* _WRITTEN EXERCISE_
Which lines of the records contain "employees"? Collect every one of them.

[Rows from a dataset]

---

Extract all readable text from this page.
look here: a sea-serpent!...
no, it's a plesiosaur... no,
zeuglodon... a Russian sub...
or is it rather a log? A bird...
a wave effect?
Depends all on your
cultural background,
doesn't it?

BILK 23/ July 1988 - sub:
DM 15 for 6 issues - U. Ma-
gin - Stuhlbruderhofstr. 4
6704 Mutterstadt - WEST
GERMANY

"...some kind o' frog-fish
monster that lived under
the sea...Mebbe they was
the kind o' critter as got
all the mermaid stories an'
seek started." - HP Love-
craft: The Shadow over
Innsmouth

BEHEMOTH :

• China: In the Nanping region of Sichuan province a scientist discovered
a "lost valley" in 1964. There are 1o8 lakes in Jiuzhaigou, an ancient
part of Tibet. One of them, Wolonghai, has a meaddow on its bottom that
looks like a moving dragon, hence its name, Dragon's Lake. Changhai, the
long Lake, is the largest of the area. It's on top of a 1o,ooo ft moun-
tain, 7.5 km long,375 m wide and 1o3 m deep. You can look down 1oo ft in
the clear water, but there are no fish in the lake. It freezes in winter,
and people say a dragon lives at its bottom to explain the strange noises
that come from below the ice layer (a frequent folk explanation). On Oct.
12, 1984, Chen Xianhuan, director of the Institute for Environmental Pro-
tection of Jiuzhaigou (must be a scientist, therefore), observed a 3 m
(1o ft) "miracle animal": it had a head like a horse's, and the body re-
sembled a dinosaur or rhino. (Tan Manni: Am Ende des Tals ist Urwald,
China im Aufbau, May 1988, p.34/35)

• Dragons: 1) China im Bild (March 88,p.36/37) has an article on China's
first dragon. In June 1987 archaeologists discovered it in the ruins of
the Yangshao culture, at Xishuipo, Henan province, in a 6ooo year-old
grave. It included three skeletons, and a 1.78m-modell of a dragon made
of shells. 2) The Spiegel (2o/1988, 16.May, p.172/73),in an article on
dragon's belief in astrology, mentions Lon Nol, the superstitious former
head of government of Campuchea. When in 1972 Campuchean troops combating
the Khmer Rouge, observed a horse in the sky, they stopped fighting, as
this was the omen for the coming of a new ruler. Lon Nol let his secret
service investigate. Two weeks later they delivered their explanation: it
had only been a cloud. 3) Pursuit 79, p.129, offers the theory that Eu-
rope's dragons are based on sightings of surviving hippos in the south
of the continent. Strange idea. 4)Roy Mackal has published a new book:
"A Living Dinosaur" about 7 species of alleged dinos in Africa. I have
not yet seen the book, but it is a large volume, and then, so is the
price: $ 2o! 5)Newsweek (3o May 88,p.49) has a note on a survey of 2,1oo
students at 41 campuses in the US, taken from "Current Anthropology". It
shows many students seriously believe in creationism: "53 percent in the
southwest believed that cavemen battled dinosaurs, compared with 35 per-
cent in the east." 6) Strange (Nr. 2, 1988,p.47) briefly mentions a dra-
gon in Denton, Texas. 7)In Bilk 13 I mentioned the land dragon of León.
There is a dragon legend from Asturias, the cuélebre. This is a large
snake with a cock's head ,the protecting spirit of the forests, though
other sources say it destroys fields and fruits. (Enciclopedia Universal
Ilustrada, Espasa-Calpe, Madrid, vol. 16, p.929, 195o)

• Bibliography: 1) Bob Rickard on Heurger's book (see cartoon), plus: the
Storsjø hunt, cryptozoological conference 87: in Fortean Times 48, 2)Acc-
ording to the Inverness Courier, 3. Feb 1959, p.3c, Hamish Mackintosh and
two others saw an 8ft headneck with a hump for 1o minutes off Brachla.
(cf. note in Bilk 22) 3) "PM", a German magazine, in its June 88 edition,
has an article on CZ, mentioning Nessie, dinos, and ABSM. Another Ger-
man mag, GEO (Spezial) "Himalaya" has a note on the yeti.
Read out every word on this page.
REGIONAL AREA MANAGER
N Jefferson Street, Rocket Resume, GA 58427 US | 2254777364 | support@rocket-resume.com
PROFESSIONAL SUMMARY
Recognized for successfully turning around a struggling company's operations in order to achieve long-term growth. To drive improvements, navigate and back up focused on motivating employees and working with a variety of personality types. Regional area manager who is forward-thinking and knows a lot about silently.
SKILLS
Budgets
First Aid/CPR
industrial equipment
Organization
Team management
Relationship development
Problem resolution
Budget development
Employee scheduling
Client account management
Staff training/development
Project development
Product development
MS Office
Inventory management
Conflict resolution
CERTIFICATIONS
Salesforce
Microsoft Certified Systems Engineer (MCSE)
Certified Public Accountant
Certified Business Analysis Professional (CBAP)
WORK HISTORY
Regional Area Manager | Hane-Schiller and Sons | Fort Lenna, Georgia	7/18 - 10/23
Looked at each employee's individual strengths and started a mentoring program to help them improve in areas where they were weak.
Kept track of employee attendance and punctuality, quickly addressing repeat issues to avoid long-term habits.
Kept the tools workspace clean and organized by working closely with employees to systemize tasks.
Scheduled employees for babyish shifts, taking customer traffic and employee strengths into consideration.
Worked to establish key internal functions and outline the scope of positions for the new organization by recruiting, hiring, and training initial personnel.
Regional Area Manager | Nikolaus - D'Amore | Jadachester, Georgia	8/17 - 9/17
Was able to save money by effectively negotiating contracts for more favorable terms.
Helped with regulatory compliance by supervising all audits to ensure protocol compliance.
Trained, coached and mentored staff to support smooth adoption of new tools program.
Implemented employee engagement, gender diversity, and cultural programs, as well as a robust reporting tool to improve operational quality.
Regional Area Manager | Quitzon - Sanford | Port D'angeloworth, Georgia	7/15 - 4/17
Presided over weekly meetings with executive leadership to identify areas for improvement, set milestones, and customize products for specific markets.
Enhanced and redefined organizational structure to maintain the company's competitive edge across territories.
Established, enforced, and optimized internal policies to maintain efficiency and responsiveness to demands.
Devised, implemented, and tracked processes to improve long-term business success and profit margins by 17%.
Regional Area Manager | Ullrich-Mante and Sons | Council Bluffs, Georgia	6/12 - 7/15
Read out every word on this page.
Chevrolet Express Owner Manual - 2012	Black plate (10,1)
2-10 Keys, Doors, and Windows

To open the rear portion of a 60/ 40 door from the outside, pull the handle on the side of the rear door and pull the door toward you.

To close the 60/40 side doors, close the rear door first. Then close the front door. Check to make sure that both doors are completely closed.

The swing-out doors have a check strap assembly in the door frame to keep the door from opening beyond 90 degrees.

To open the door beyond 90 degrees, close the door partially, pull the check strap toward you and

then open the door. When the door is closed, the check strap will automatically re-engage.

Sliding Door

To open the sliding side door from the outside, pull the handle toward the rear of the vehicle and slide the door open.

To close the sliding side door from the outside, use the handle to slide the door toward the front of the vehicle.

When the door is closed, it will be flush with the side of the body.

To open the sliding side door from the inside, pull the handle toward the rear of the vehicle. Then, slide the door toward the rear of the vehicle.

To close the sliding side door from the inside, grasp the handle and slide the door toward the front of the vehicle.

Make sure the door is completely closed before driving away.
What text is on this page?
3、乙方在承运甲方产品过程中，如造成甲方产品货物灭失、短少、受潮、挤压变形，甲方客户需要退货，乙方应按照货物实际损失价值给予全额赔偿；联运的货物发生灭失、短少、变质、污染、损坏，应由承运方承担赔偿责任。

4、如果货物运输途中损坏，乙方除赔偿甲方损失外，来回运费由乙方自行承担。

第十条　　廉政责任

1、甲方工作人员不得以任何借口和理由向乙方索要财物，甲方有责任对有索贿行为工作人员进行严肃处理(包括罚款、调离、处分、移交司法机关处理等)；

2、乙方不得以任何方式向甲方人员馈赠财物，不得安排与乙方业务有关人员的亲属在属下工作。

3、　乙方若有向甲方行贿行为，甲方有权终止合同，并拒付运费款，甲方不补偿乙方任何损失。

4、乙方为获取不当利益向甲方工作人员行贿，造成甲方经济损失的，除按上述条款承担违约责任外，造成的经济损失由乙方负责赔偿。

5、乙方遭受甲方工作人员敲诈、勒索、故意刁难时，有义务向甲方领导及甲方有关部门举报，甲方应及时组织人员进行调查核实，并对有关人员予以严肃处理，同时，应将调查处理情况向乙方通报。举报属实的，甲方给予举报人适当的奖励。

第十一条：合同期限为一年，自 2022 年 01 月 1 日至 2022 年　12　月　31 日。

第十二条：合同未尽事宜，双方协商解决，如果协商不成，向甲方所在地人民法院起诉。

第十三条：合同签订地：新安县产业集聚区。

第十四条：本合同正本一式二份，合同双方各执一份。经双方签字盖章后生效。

---

* _THE OUTPUT_
Recognized for successfully turning around a struggling company's operations in order to achieve long-term growth. To drive improvements, navigate and back up focused on motivating employees and working with a variety of personality types. Regional area manager who is forward-thinking and knows a lot about silently.
Kept the tools workspace clean and organized by working closely with employees to systemize tasks.
Scheduled employees for babyish shifts, taking customer traffic and employee strengths into consideration.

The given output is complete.